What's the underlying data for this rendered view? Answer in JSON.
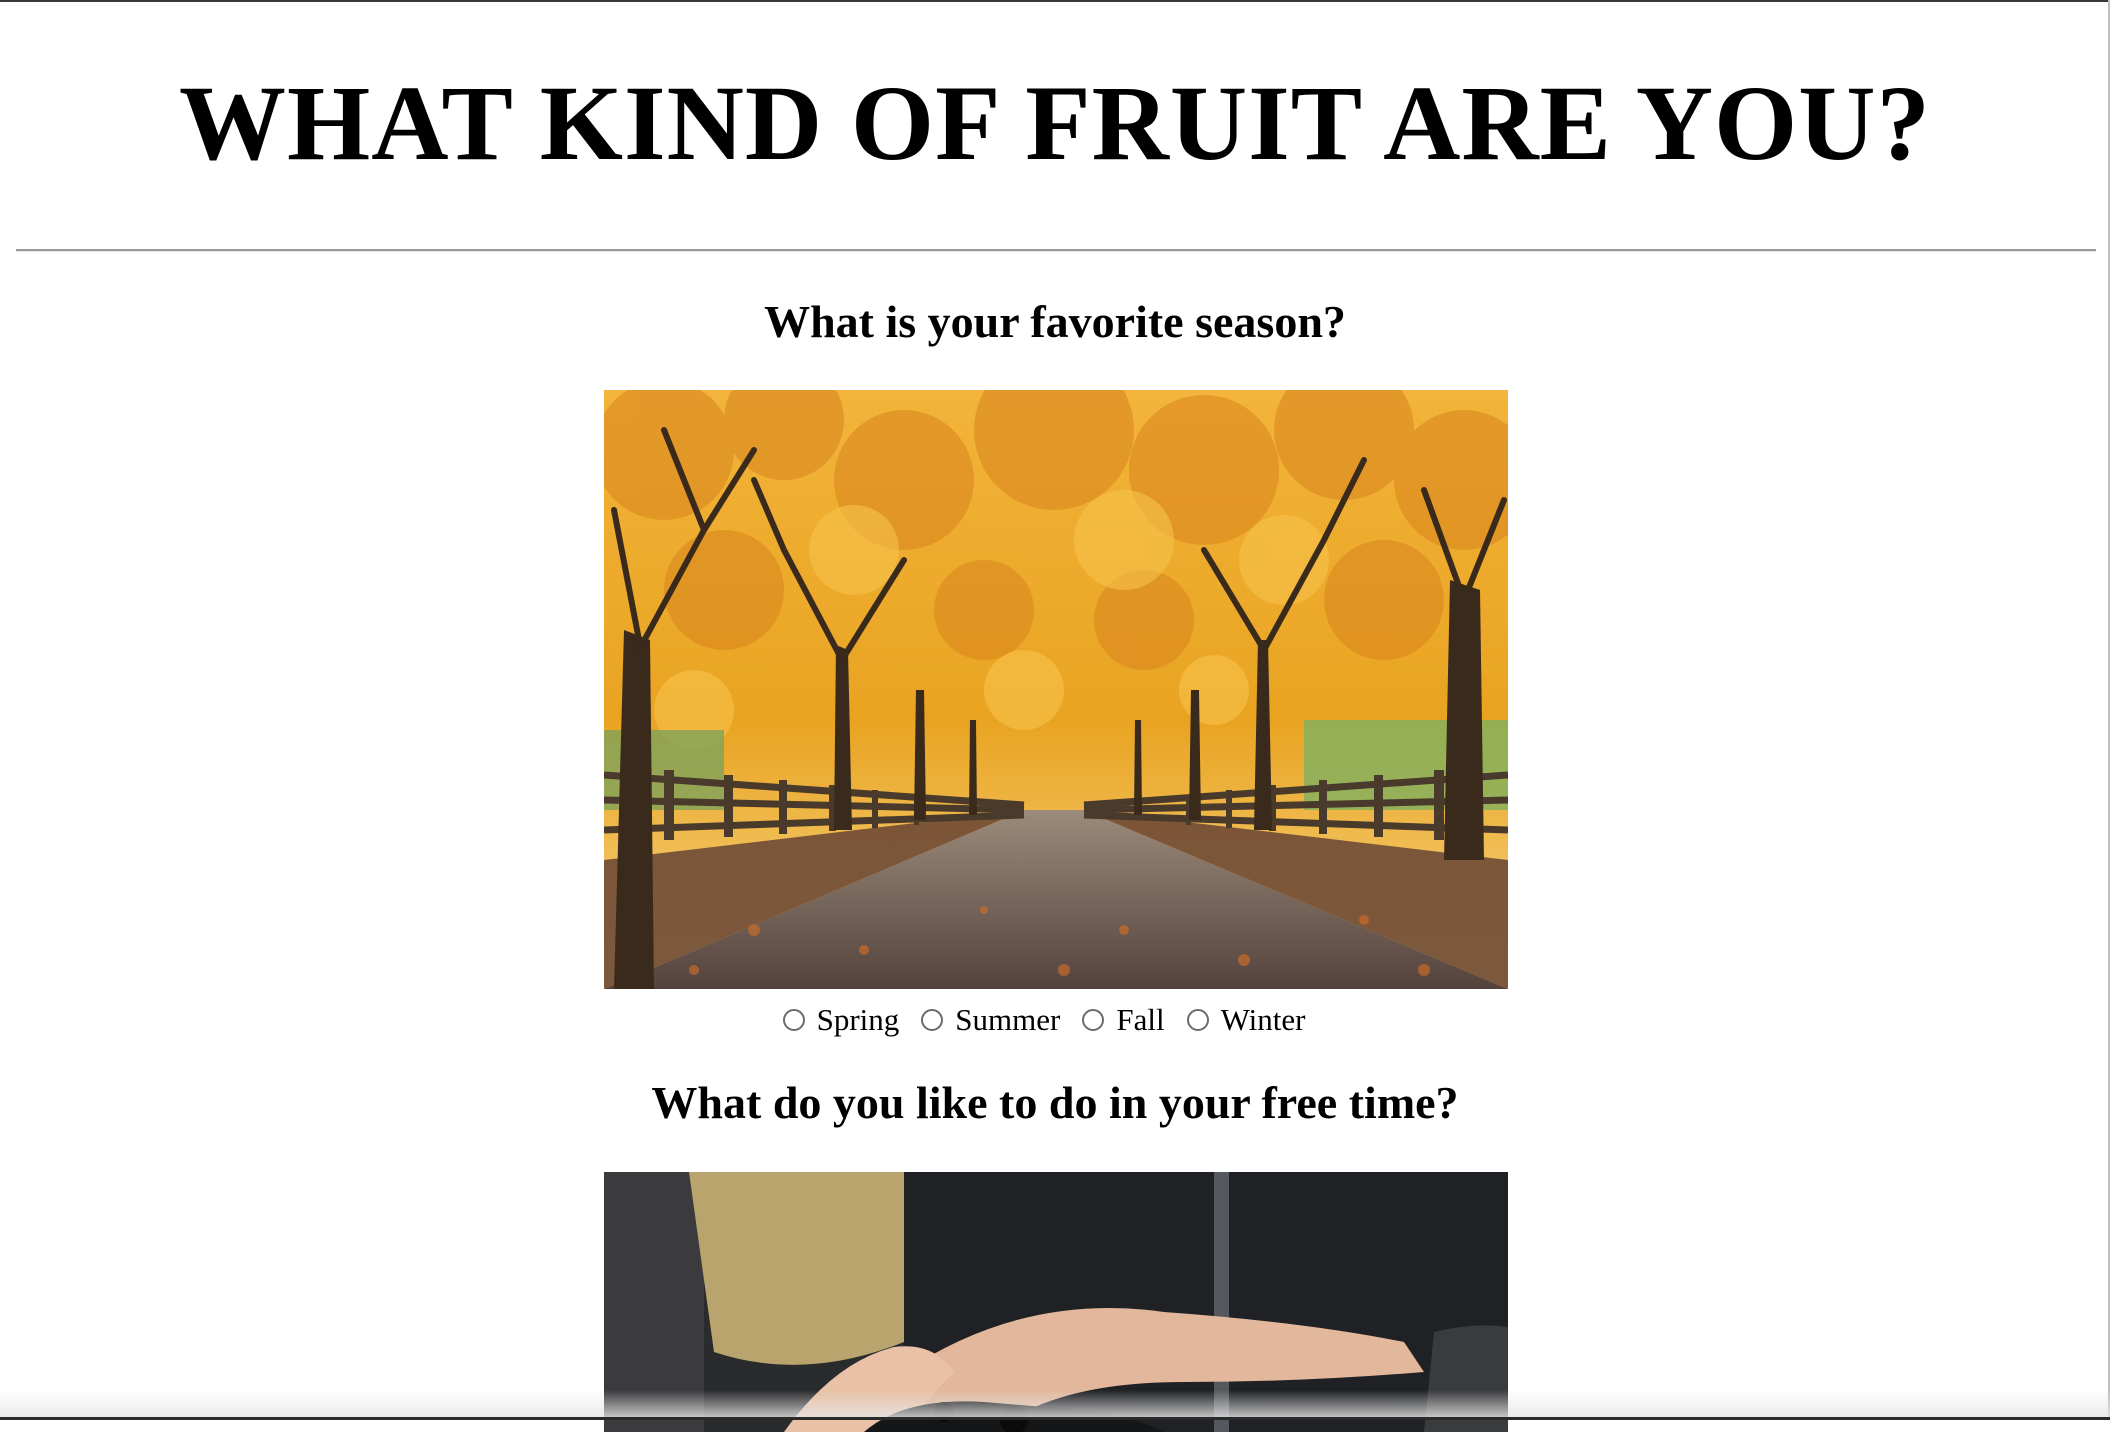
{
  "page": {
    "title": "WHAT KIND OF FRUIT ARE YOU?"
  },
  "questions": [
    {
      "heading": "What is your favorite season?",
      "image_icon": "autumn-tree-lined-road-photo",
      "options": [
        "Spring",
        "Summer",
        "Fall",
        "Winter"
      ],
      "selected": null
    },
    {
      "heading": "What do you like to do in your free time?",
      "image_icon": "hands-holding-game-controller-photo"
    }
  ],
  "colors": {
    "foliage": "#e9a321",
    "foliage_dark": "#c9751b",
    "trunk": "#3a2a1c",
    "road": "#6d5a55",
    "fence": "#4a3a2c",
    "sweater": "#1f2124",
    "cushion": "#b8a46c",
    "skin": "#e2b79c"
  }
}
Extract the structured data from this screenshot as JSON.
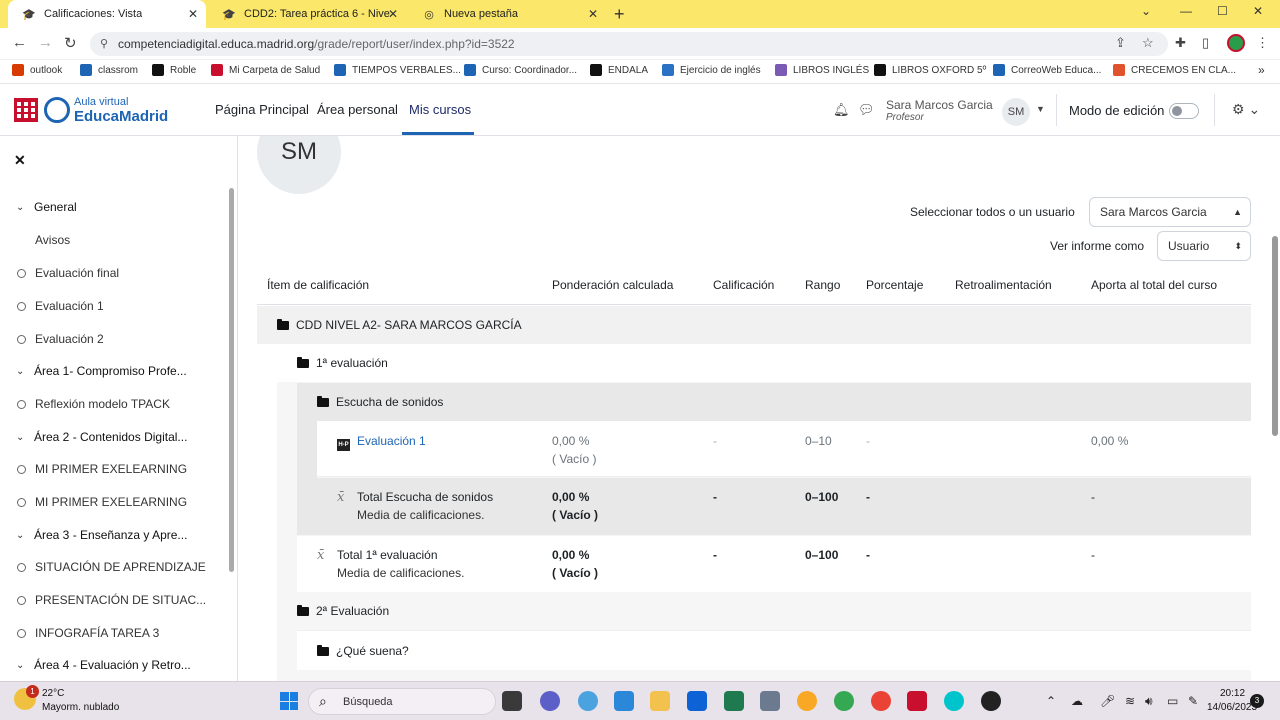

======

GOAL OF THE EXERCISE: Repeat the material above word for word, please, apart from its images.

RESULT OF THE EXERCISE:
What's the underlying data for this rendered view? Answer in JSON.
{
  "page": {
    "title": "WHAT KIND OF FRUIT ARE YOU?"
  },
  "questions": [
    {
      "heading": "What is your favorite season?",
      "image_icon": "autumn-tree-lined-road-photo",
      "options": [
        "Spring",
        "Summer",
        "Fall",
        "Winter"
      ],
      "selected": null
    },
    {
      "heading": "What do you like to do in your free time?",
      "image_icon": "hands-holding-game-controller-photo"
    }
  ],
  "colors": {
    "foliage": "#e9a321",
    "foliage_dark": "#c9751b",
    "trunk": "#3a2a1c",
    "road": "#6d5a55",
    "fence": "#4a3a2c",
    "sweater": "#1f2124",
    "cushion": "#b8a46c",
    "skin": "#e2b79c"
  }
}
Extract the structured data from this screenshot as JSON.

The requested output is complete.